### Dataset entries on figures

┄┄┄┄┄┄┄┄┄┄

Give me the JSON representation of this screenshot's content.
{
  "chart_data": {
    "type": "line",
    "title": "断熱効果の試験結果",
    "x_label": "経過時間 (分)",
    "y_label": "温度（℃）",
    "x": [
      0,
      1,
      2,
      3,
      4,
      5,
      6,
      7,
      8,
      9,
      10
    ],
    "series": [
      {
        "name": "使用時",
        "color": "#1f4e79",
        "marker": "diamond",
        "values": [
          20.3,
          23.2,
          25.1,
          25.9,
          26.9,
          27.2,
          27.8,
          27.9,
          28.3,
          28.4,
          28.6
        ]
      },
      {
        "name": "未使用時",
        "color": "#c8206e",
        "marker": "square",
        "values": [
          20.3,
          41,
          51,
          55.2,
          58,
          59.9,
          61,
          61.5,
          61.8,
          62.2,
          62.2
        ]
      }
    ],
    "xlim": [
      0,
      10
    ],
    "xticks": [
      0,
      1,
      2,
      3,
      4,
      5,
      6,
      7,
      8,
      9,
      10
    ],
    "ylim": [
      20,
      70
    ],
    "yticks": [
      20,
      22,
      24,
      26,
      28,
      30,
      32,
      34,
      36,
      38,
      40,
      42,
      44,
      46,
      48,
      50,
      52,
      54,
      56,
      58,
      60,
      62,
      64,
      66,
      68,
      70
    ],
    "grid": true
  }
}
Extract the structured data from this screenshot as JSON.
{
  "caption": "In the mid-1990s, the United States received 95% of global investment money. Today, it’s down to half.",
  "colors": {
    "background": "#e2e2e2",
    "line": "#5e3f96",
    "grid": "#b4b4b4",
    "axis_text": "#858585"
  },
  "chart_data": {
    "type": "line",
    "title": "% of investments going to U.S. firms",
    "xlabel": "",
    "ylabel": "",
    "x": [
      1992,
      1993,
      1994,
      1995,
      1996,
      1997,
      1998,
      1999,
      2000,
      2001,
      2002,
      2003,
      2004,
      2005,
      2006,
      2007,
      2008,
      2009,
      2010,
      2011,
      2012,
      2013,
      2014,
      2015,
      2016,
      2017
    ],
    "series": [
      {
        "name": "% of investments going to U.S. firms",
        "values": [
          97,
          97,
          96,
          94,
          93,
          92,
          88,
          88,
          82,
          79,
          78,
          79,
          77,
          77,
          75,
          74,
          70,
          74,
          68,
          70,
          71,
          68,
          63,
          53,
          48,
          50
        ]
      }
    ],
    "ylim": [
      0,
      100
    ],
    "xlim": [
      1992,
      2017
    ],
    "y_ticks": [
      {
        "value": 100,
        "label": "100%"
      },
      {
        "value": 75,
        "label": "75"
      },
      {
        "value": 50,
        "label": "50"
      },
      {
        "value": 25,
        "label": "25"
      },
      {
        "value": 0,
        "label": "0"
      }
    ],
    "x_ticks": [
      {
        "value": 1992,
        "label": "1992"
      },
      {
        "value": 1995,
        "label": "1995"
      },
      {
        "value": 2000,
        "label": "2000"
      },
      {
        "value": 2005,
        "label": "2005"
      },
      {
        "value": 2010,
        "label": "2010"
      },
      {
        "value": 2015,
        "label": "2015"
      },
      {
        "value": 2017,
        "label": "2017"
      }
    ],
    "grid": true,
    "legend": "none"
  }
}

┄┄┄┄┄┄┄┄┄┄

### WHAT NEEDS TO BE DONE
Count every line bearing the word "screenshot"; report the total only.

### OUTPUT OF THE TASK
2